# Start of DATA LISTING

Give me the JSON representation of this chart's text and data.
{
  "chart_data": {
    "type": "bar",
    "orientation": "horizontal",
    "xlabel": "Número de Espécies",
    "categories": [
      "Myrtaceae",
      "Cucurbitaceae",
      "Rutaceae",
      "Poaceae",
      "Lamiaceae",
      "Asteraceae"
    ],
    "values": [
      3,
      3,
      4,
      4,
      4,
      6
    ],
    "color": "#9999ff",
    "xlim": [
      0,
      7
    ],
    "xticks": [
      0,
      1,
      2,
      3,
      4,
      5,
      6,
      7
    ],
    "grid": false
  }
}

# End of DATA LISTING

Extract the full listing and reproduce each line exactly.

--- CORRECT RESULT ---
Give me the JSON representation of this chart's text and data.
{
  "chart_data": {
    "type": "bar",
    "orientation": "horizontal",
    "xlabel": "Número de Espécies",
    "categories": [
      "Myrtaceae",
      "Cucurbitaceae",
      "Rutaceae",
      "Poaceae",
      "Lamiaceae",
      "Asteraceae"
    ],
    "values": [
      3,
      3,
      4,
      4,
      4,
      6
    ],
    "color": "#9999ff",
    "xlim": [
      0,
      7
    ],
    "xticks": [
      0,
      1,
      2,
      3,
      4,
      5,
      6,
      7
    ],
    "grid": false
  }
}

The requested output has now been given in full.